- _Work instructions_: Verbatim output of all the material below is required.

- _Data provided_:
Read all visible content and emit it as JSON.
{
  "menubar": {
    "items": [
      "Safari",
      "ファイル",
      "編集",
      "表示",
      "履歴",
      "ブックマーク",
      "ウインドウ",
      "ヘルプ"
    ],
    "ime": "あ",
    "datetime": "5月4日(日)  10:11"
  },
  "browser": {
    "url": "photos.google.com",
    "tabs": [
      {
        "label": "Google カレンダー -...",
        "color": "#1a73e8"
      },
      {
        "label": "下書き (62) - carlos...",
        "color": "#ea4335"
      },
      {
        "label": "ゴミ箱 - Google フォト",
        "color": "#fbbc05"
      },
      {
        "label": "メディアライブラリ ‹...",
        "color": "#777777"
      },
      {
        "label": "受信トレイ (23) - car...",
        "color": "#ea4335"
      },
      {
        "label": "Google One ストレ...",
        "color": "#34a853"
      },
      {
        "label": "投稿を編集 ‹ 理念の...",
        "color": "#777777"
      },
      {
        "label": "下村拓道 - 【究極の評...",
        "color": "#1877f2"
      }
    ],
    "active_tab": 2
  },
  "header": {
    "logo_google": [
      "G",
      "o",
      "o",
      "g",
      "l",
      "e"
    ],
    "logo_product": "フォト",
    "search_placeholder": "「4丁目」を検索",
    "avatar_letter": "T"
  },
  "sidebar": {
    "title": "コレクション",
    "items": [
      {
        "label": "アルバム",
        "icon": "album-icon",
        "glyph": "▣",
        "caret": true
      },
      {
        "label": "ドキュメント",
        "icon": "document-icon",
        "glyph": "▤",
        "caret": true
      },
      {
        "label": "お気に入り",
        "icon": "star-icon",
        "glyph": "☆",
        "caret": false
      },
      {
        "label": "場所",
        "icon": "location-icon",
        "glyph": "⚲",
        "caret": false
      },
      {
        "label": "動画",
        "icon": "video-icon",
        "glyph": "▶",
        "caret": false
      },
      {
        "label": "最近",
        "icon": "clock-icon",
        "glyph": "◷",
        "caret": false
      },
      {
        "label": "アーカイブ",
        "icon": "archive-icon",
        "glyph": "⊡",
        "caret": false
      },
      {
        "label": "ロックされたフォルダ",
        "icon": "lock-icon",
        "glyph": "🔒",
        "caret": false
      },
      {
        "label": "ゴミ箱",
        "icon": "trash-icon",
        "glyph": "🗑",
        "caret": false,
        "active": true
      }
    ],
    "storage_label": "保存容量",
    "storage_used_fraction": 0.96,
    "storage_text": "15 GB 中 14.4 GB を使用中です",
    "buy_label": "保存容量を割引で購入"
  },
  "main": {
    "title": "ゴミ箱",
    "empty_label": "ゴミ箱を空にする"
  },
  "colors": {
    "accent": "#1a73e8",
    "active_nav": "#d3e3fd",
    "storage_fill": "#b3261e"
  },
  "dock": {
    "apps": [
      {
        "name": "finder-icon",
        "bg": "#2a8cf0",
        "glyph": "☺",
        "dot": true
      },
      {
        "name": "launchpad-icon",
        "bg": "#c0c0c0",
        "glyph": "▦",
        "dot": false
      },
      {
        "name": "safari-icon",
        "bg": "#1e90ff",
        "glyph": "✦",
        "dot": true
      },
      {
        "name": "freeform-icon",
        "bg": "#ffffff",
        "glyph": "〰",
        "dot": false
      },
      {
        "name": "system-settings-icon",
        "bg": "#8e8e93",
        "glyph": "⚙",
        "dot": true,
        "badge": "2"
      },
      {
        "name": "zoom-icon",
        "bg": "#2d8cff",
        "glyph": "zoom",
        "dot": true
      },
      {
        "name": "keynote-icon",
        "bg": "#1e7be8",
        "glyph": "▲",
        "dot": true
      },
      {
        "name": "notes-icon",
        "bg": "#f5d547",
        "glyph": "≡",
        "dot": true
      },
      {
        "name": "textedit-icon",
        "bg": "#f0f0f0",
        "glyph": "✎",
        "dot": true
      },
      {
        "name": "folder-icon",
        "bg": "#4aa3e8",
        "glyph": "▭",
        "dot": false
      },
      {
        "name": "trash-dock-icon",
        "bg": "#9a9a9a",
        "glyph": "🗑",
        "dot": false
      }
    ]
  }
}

- _Written solution_:
Read all visible content and emit it as JSON.
{
  "menubar": {
    "items": [
      "Safari",
      "ファイル",
      "編集",
      "表示",
      "履歴",
      "ブックマーク",
      "ウインドウ",
      "ヘルプ"
    ],
    "ime": "あ",
    "datetime": "5月4日(日)  10:11"
  },
  "browser": {
    "url": "photos.google.com",
    "tabs": [
      {
        "label": "Google カレンダー -...",
        "color": "#1a73e8"
      },
      {
        "label": "下書き (62) - carlos...",
        "color": "#ea4335"
      },
      {
        "label": "ゴミ箱 - Google フォト",
        "color": "#fbbc05"
      },
      {
        "label": "メディアライブラリ ‹...",
        "color": "#777777"
      },
      {
        "label": "受信トレイ (23) - car...",
        "color": "#ea4335"
      },
      {
        "label": "Google One ストレ...",
        "color": "#34a853"
      },
      {
        "label": "投稿を編集 ‹ 理念の...",
        "color": "#777777"
      },
      {
        "label": "下村拓道 - 【究極の評...",
        "color": "#1877f2"
      }
    ],
    "active_tab": 2
  },
  "header": {
    "logo_google": [
      "G",
      "o",
      "o",
      "g",
      "l",
      "e"
    ],
    "logo_product": "フォト",
    "search_placeholder": "「4丁目」を検索",
    "avatar_letter": "T"
  },
  "sidebar": {
    "title": "コレクション",
    "items": [
      {
        "label": "アルバム",
        "icon": "album-icon",
        "glyph": "▣",
        "caret": true
      },
      {
        "label": "ドキュメント",
        "icon": "document-icon",
        "glyph": "▤",
        "caret": true
      },
      {
        "label": "お気に入り",
        "icon": "star-icon",
        "glyph": "☆",
        "caret": false
      },
      {
        "label": "場所",
        "icon": "location-icon",
        "glyph": "⚲",
        "caret": false
      },
      {
        "label": "動画",
        "icon": "video-icon",
        "glyph": "▶",
        "caret": false
      },
      {
        "label": "最近",
        "icon": "clock-icon",
        "glyph": "◷",
        "caret": false
      },
      {
        "label": "アーカイブ",
        "icon": "archive-icon",
        "glyph": "⊡",
        "caret": false
      },
      {
        "label": "ロックされたフォルダ",
        "icon": "lock-icon",
        "glyph": "🔒",
        "caret": false
      },
      {
        "label": "ゴミ箱",
        "icon": "trash-icon",
        "glyph": "🗑",
        "caret": false,
        "active": true
      }
    ],
    "storage_label": "保存容量",
    "storage_used_fraction": 0.96,
    "storage_text": "15 GB 中 14.4 GB を使用中です",
    "buy_label": "保存容量を割引で購入"
  },
  "main": {
    "title": "ゴミ箱",
    "empty_label": "ゴミ箱を空にする"
  },
  "colors": {
    "accent": "#1a73e8",
    "active_nav": "#d3e3fd",
    "storage_fill": "#b3261e"
  },
  "dock": {
    "apps": [
      {
        "name": "finder-icon",
        "bg": "#2a8cf0",
        "glyph": "☺",
        "dot": true
      },
      {
        "name": "launchpad-icon",
        "bg": "#c0c0c0",
        "glyph": "▦",
        "dot": false
      },
      {
        "name": "safari-icon",
        "bg": "#1e90ff",
        "glyph": "✦",
        "dot": true
      },
      {
        "name": "freeform-icon",
        "bg": "#ffffff",
        "glyph": "〰",
        "dot": false
      },
      {
        "name": "system-settings-icon",
        "bg": "#8e8e93",
        "glyph": "⚙",
        "dot": true,
        "badge": "2"
      },
      {
        "name": "zoom-icon",
        "bg": "#2d8cff",
        "glyph": "zoom",
        "dot": true
      },
      {
        "name": "keynote-icon",
        "bg": "#1e7be8",
        "glyph": "▲",
        "dot": true
      },
      {
        "name": "notes-icon",
        "bg": "#f5d547",
        "glyph": "≡",
        "dot": true
      },
      {
        "name": "textedit-icon",
        "bg": "#f0f0f0",
        "glyph": "✎",
        "dot": true
      },
      {
        "name": "folder-icon",
        "bg": "#4aa3e8",
        "glyph": "▭",
        "dot": false
      },
      {
        "name": "trash-dock-icon",
        "bg": "#9a9a9a",
        "glyph": "🗑",
        "dot": false
      }
    ]
  }
}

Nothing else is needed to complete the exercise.